• **Dataset excerpts**:
■ ■ ■ ■ ■

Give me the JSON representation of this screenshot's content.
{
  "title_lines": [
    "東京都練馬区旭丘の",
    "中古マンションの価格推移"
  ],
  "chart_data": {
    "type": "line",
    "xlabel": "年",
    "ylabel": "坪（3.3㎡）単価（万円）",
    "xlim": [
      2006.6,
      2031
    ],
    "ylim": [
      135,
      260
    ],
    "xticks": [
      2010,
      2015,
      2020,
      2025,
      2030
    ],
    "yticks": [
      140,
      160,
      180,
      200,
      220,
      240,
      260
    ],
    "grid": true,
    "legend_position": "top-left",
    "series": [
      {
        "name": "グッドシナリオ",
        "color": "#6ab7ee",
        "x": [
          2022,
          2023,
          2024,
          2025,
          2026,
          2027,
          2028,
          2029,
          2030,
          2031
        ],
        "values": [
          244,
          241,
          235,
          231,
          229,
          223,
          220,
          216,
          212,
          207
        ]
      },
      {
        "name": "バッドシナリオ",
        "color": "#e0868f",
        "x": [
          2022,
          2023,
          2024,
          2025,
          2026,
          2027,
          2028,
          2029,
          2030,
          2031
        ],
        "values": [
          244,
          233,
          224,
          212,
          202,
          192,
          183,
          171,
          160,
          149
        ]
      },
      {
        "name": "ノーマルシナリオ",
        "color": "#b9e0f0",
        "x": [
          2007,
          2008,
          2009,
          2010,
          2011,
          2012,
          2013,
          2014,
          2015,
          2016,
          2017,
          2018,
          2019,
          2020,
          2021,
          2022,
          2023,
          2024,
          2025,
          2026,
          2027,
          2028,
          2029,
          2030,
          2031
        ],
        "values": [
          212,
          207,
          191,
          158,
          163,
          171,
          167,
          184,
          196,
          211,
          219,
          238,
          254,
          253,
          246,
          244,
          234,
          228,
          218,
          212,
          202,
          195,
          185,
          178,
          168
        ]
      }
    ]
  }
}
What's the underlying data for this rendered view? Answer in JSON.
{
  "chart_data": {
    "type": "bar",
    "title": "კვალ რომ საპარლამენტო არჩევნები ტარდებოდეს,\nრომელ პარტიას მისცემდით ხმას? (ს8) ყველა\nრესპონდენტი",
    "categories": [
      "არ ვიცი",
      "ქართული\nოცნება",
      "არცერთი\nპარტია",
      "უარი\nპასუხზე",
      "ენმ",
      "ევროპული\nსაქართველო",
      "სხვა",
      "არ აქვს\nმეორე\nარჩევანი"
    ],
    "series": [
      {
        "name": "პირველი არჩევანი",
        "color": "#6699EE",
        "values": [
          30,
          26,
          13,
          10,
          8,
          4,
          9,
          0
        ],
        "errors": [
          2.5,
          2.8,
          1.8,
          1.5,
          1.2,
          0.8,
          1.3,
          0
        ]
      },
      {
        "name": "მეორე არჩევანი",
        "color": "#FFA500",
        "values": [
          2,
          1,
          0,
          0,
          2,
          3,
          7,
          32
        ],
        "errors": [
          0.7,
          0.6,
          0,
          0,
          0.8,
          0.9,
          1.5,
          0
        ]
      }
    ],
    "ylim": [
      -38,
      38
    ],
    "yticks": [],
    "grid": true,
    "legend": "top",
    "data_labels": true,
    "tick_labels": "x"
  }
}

■ ■ ■ ■ ■

• **Aim of the task**: Take every line from the data that contains the word "name".

• **Answer in full**:
        "name": "グッドシナリオ",
        "name": "バッドシナリオ",
        "name": "ノーマルシナリオ",
        "name": "პირველი არჩევანი",
        "name": "მეორე არჩევანი",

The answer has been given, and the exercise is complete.